══ DATA EXTRACT

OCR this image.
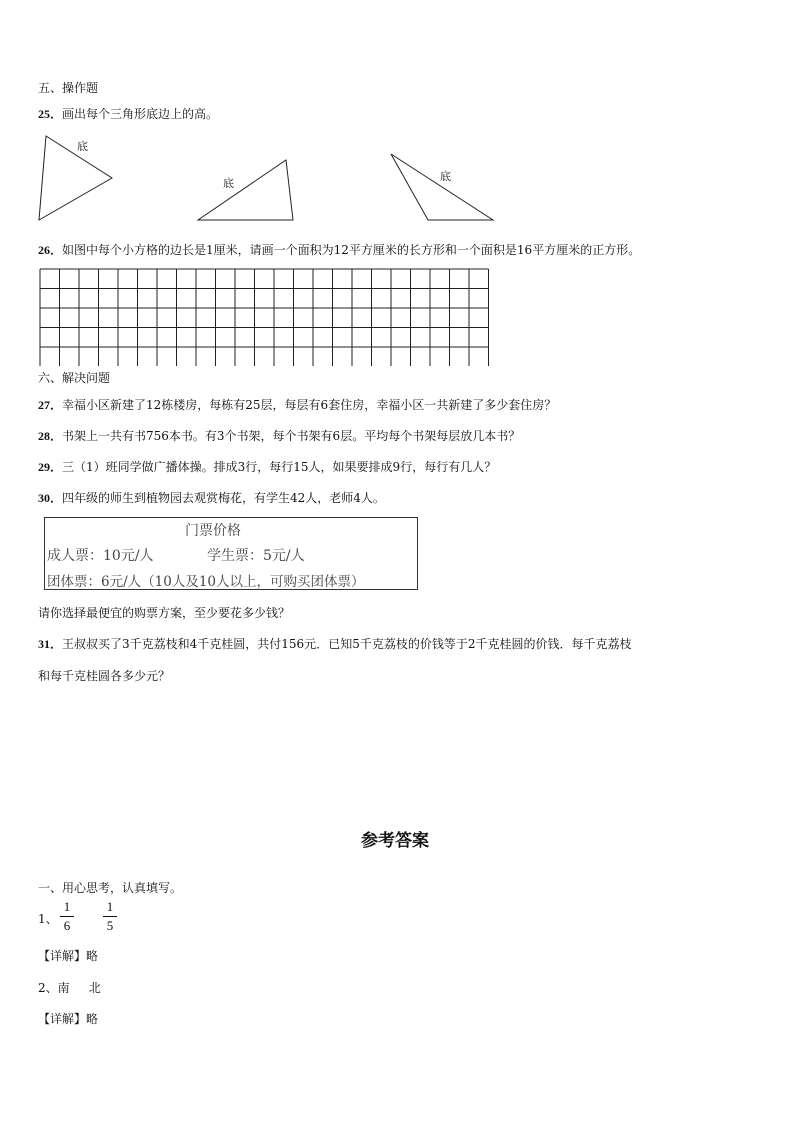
五、操作题
25．画出每个三角形底边上的高。
底
底
底
26．如图中每个小方格的边长是1厘米，请画一个面积为12平方厘米的长方形和一个面积是16平方厘米的正方形。
六、解决问题
27．幸福小区新建了12栋楼房，每栋有25层，每层有6套住房，幸福小区一共新建了多少套住房？
28．书架上一共有书756本书。有3个书架，每个书架有6层。平均每个书架每层放几本书？
29．三（1）班同学做广播体操。排成3行，每行15人，如果要排成9行，每行有几人？
30．四年级的师生到植物园去观赏梅花，有学生42人，老师4人。
门票价格
成人票：10元/人	学生票：5元/人
团体票：6元/人（10人及10人以上，可购买团体票）
请你选择最便宜的购票方案，至少要花多少钱？
31．王叔叔买了3千克荔枝和4千克桂圆，共付156元．已知5千克荔枝的价钱等于2千克桂圆的价钱．每千克荔枝
和每千克桂圆各多少元？
参考答案
一、用心思考，认真填写。
1、
1
6
1
5
【详解】略
2、南     北
【详解】略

════

INSTRUCTIONS FOR THE TASK =
Quote the records above exactly, leaving out any pictures.

OUTPUT BELOW =
OCR this image.
五、操作题
25．画出每个三角形底边上的高。
底
底
底
26．如图中每个小方格的边长是1厘米，请画一个面积为12平方厘米的长方形和一个面积是16平方厘米的正方形。
六、解决问题
27．幸福小区新建了12栋楼房，每栋有25层，每层有6套住房，幸福小区一共新建了多少套住房？
28．书架上一共有书756本书。有3个书架，每个书架有6层。平均每个书架每层放几本书？
29．三（1）班同学做广播体操。排成3行，每行15人，如果要排成9行，每行有几人？
30．四年级的师生到植物园去观赏梅花，有学生42人，老师4人。
门票价格
成人票：10元/人	学生票：5元/人
团体票：6元/人（10人及10人以上，可购买团体票）
请你选择最便宜的购票方案，至少要花多少钱？
31．王叔叔买了3千克荔枝和4千克桂圆，共付156元．已知5千克荔枝的价钱等于2千克桂圆的价钱．每千克荔枝
和每千克桂圆各多少元？
参考答案
一、用心思考，认真填写。
1、
1
6
1
5
【详解】略
2、南     北
【详解】略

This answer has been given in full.